* _Work to be completed_
Only lines holding the word "training" are wanted from the records; copy all of them.

* _Source data_
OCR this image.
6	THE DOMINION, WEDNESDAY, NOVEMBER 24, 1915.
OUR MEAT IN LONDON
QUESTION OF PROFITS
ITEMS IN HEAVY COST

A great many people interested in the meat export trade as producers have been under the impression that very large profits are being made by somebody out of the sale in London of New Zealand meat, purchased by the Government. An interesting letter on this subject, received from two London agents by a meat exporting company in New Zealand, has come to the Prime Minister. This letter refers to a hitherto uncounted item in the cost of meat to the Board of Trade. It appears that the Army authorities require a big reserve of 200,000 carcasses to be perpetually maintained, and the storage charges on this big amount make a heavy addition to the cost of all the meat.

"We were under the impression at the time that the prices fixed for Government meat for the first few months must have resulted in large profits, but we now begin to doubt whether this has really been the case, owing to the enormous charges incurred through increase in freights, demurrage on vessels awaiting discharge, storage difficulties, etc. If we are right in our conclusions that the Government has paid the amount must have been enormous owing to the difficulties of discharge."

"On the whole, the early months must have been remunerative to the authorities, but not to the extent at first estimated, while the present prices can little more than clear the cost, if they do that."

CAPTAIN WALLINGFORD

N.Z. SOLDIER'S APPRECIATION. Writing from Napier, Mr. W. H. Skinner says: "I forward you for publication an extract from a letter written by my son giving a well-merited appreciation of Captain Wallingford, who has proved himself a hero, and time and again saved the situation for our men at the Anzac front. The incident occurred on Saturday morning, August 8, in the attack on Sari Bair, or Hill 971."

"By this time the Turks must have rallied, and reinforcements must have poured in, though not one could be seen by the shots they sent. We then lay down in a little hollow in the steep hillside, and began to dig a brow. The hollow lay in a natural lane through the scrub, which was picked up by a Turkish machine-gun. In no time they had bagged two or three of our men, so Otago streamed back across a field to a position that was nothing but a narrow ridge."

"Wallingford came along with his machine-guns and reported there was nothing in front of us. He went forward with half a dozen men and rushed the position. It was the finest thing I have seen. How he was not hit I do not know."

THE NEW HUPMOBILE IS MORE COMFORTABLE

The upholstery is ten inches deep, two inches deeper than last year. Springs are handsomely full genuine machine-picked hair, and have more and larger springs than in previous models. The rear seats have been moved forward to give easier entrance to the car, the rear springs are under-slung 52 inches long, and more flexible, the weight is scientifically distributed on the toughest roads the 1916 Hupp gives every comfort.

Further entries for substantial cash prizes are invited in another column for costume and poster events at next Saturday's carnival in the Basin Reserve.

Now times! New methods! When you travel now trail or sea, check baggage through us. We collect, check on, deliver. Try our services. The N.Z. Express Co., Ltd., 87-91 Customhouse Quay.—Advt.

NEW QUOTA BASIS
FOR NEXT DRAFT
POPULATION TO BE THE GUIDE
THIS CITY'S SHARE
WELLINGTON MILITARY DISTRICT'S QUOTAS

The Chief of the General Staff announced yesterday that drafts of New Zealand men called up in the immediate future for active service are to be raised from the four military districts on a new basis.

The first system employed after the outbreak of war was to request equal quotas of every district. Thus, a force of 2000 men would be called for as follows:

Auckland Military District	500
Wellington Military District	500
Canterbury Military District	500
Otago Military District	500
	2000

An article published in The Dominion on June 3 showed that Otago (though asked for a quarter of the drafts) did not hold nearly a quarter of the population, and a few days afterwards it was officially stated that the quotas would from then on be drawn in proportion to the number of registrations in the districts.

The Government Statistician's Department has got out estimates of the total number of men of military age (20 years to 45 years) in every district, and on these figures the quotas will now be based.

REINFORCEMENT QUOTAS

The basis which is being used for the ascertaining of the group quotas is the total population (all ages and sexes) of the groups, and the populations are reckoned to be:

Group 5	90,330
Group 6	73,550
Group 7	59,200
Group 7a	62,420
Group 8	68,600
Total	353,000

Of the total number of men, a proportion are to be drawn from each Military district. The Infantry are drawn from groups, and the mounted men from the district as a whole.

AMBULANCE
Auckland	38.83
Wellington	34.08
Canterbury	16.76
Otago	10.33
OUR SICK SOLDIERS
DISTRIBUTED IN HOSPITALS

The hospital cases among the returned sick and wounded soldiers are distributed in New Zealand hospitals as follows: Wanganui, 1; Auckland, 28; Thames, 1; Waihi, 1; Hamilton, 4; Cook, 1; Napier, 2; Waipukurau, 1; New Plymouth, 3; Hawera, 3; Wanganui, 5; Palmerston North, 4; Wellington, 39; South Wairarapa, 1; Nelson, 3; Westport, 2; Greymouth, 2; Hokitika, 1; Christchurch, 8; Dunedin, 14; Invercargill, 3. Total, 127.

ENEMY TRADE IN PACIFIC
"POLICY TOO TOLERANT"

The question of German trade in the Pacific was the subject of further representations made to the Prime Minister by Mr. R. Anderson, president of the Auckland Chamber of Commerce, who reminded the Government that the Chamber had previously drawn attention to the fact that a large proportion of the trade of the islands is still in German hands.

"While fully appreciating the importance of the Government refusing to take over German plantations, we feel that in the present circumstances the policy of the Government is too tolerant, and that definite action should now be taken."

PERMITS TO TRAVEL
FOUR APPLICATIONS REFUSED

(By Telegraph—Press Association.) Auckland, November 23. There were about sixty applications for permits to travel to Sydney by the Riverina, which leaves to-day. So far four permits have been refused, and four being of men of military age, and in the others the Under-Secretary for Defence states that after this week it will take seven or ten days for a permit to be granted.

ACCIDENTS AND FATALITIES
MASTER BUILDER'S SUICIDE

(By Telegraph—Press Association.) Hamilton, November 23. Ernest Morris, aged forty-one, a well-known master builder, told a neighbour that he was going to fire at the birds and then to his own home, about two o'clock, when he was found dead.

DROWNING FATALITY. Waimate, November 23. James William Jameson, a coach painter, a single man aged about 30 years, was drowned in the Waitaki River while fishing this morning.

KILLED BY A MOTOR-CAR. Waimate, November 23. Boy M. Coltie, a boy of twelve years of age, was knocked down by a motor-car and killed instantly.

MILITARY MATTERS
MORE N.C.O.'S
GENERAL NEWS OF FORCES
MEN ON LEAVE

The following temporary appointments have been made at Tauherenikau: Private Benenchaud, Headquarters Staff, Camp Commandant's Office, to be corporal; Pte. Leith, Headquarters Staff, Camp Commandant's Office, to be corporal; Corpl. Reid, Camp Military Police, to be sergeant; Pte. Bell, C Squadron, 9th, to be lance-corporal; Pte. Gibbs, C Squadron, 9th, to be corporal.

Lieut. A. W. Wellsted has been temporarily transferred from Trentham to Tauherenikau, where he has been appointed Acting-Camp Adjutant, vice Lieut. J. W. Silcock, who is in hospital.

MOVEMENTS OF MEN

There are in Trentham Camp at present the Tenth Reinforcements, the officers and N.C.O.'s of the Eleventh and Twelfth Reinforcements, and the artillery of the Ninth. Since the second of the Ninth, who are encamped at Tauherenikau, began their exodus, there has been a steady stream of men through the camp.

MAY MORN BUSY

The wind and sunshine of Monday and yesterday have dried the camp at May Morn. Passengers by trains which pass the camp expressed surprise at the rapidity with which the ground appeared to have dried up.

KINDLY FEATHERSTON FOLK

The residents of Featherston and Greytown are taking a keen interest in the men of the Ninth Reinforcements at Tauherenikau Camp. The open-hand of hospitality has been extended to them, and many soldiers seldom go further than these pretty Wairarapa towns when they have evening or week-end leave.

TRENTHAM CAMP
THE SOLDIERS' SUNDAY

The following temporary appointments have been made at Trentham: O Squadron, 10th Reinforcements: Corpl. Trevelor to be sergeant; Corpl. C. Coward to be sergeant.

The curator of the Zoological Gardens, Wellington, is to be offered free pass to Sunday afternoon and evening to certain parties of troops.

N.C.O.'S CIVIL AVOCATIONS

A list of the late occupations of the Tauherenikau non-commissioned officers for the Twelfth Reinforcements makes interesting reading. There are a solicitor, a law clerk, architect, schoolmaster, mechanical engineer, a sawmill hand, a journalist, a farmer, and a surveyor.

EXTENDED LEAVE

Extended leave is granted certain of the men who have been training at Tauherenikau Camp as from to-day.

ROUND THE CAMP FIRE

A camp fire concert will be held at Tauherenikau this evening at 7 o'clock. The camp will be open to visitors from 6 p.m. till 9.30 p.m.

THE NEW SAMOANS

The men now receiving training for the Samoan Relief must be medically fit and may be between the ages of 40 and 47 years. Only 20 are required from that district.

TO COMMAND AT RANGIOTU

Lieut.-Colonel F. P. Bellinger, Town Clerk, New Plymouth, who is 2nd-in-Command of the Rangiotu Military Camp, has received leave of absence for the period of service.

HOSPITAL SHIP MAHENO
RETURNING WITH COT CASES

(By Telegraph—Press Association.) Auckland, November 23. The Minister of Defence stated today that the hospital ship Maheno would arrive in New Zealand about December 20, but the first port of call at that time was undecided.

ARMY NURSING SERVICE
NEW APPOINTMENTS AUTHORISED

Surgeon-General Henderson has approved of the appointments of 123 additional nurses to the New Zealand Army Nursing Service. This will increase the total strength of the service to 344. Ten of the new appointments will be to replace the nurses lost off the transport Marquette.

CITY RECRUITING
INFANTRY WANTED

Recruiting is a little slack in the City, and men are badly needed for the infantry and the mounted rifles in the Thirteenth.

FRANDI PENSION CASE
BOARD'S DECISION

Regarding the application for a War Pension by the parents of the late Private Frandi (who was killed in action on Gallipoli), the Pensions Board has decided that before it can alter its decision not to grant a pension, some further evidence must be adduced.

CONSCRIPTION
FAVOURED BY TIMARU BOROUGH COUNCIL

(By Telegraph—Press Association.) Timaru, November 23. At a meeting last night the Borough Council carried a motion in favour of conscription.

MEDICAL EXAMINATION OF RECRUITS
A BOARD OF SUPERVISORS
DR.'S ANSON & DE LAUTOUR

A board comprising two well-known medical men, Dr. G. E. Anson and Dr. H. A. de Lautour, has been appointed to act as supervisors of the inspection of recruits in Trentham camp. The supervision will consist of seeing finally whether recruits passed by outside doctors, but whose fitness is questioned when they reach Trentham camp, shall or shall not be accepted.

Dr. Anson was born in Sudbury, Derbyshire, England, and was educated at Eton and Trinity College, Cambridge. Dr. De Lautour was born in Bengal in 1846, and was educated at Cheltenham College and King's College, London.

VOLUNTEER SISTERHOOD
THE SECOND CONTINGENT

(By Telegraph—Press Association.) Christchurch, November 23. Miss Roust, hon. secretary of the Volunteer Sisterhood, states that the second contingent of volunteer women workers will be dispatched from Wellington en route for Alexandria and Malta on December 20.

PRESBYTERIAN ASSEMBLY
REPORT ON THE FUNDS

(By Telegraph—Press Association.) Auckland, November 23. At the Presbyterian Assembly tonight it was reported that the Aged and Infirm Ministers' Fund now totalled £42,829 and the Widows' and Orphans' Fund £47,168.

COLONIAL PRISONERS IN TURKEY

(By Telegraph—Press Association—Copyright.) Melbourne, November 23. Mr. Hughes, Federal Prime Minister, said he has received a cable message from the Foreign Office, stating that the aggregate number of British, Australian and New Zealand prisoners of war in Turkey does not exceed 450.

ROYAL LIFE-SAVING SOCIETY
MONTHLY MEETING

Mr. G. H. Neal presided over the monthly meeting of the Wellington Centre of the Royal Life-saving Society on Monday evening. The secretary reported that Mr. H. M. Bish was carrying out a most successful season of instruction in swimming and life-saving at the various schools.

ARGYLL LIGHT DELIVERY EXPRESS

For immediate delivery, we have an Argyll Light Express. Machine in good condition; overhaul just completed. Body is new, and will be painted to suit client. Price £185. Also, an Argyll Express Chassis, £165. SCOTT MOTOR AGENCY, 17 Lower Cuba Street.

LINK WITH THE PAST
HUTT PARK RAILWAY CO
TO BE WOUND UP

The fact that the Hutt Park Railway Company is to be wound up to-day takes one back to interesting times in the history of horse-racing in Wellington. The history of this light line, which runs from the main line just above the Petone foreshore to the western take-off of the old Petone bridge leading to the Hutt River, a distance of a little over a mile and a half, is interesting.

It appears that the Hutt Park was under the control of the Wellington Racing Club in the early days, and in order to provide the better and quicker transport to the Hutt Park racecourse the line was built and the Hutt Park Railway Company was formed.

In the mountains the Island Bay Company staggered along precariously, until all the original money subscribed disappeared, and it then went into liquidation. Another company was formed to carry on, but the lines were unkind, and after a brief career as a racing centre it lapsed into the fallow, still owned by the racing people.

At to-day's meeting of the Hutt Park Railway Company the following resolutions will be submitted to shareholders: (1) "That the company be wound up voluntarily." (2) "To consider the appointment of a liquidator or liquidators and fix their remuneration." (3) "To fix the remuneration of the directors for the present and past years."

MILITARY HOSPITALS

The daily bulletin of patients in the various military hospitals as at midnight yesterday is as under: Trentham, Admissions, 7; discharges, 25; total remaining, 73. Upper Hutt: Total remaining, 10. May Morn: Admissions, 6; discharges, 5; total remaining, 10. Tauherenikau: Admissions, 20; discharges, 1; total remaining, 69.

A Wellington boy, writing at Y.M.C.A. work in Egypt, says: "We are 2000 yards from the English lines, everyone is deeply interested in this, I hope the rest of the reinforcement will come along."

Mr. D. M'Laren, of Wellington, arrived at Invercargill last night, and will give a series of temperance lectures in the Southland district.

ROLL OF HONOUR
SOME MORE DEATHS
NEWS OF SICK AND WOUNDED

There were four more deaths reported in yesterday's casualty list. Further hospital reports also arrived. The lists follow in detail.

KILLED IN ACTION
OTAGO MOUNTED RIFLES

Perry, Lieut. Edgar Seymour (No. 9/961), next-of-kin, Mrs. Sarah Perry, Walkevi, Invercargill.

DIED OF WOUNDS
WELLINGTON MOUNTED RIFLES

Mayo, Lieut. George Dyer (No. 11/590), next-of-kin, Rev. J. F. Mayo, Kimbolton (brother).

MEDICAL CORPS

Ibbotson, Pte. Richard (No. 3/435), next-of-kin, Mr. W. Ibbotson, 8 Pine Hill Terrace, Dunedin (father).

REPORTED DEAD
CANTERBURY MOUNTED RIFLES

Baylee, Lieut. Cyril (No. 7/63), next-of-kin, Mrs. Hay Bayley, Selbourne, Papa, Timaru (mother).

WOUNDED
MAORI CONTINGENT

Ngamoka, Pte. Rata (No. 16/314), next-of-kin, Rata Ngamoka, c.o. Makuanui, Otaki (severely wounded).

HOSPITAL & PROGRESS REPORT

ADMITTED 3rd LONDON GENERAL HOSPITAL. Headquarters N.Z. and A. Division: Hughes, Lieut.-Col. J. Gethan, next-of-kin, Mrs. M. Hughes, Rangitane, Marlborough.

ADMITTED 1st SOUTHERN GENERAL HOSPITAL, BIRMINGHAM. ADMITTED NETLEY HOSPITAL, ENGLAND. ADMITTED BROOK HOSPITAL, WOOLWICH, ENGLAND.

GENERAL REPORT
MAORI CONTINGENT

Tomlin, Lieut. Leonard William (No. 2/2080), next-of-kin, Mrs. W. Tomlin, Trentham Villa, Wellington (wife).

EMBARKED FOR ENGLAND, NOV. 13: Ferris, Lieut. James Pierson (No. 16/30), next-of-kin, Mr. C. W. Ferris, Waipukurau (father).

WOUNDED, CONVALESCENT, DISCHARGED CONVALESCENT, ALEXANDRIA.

* _Problem solution_
Extended leave is granted certain of the men who have been training at Tauherenikau Camp as from to-day.
The men now receiving training for the Samoan Relief must be medically fit and may be between the ages of 40 and 47 years. Only 20 are required from that district.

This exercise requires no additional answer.